[Extracted records]
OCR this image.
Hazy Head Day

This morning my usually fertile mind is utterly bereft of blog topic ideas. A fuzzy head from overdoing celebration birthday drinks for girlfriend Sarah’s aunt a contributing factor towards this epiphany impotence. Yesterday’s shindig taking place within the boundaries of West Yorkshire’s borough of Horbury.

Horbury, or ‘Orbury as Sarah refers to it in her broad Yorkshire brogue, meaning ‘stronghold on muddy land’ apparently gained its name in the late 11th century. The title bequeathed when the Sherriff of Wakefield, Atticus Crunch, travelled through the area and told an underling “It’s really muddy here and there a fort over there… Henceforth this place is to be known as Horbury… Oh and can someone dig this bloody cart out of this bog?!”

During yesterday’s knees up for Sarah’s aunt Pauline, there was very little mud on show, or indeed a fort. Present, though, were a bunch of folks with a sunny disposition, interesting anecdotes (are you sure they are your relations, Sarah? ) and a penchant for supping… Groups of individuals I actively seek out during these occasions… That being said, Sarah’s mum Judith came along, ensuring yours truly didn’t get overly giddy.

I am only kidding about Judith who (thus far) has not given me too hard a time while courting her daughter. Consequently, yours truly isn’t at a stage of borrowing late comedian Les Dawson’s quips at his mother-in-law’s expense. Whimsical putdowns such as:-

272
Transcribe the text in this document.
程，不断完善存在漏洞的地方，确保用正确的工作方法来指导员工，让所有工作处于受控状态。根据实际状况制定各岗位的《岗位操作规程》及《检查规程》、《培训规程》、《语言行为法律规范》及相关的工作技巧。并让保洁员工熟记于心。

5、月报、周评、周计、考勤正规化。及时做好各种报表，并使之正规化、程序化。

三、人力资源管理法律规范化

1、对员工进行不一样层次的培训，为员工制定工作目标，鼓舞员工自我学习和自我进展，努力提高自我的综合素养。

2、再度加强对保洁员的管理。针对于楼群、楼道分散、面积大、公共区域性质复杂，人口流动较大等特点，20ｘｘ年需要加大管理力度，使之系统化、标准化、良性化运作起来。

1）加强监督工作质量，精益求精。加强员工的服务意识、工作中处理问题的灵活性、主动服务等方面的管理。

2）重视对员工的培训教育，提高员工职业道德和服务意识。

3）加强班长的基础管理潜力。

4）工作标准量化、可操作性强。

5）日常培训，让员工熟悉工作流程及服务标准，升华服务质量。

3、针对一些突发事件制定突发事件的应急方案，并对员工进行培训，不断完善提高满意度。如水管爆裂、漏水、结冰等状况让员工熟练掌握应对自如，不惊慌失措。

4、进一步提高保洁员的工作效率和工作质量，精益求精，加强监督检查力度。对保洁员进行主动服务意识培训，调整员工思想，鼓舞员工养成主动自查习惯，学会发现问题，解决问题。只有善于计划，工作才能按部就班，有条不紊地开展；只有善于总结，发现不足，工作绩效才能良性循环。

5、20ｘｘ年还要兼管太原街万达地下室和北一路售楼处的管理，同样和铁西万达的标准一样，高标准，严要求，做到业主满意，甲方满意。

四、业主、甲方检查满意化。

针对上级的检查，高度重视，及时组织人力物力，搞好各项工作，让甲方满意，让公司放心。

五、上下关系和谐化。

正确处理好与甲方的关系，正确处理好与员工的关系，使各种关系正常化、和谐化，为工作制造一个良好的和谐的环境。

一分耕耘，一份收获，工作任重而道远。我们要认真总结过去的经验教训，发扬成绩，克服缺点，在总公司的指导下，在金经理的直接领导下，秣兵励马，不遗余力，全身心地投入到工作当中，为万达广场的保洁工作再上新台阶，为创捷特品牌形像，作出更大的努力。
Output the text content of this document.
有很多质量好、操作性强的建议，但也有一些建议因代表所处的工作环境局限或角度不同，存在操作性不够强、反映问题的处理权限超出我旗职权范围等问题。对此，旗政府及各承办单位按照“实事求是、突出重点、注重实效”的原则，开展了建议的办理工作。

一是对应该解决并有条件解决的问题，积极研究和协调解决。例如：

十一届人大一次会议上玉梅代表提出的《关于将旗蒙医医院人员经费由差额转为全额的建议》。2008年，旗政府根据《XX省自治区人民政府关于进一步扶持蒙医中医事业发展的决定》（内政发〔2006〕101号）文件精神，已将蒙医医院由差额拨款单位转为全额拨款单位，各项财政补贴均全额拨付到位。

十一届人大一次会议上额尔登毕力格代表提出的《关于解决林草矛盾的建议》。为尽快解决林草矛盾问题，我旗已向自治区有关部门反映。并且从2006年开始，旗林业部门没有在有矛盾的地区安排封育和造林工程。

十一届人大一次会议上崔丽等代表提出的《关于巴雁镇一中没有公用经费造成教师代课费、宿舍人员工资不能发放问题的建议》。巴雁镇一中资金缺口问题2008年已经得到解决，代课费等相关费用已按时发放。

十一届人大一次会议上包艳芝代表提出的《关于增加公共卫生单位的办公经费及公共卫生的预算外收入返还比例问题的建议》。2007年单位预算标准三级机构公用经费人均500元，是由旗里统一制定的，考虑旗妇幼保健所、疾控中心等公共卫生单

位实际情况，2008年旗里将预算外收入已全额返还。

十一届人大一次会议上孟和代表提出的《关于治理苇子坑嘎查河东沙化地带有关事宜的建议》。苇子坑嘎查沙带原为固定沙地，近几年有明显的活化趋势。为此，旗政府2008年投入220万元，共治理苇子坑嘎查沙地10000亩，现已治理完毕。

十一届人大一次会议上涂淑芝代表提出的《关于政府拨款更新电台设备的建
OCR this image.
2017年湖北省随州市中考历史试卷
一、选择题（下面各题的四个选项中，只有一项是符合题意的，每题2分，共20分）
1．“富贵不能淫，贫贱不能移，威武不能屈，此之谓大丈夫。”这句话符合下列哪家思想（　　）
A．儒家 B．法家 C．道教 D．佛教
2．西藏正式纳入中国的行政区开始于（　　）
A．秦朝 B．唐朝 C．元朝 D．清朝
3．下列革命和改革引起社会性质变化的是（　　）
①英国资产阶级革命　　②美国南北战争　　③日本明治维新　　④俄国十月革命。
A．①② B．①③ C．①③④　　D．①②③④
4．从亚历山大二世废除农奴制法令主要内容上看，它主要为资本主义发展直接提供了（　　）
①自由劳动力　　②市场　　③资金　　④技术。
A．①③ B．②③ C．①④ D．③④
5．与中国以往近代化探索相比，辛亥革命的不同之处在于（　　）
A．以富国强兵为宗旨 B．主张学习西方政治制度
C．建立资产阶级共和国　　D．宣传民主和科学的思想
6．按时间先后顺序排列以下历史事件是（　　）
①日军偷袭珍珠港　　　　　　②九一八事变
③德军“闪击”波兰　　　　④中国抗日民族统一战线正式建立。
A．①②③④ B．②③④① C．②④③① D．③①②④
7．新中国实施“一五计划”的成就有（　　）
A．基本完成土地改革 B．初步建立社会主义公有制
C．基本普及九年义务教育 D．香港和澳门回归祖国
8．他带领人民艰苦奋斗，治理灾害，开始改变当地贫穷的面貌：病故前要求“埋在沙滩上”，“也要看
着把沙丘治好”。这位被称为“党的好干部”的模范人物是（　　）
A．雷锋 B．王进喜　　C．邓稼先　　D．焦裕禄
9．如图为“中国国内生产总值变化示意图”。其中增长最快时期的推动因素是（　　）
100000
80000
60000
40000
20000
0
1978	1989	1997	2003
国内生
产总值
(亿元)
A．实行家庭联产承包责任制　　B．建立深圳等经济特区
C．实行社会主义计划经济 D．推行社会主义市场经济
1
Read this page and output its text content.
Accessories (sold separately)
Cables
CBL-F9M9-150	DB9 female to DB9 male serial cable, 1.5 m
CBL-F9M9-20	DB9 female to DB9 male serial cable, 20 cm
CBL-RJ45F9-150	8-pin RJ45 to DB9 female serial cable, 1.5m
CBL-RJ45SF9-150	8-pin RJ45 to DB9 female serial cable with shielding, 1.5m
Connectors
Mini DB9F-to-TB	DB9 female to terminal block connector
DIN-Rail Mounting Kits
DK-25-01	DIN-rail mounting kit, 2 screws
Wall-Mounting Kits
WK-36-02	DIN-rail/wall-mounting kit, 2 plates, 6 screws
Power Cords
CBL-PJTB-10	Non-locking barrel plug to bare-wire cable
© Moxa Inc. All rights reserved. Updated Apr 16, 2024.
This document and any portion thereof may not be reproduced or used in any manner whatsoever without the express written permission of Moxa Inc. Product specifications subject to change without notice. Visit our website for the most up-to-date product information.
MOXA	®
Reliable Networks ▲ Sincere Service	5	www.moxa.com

» **YOUR GOAL**: All lines that include "place" are to be gathered and copied.

» **RESULT OF THE EXERCISE**:
This morning my usually fertile mind is utterly bereft of blog topic ideas. A fuzzy head from overdoing celebration birthday drinks for girlfriend Sarah’s aunt a contributing factor towards this epiphany impotence. Yesterday’s shindig taking place within the boundaries of West Yorkshire’s borough of Horbury.
Horbury, or ‘Orbury as Sarah refers to it in her broad Yorkshire brogue, meaning ‘stronghold on muddy land’ apparently gained its name in the late 11th century. The title bequeathed when the Sherriff of Wakefield, Atticus Crunch, travelled through the area and told an underling “It’s really muddy here and there a fort over there… Henceforth this place is to be known as Horbury… Oh and can someone dig this bloody cart out of this bog?!”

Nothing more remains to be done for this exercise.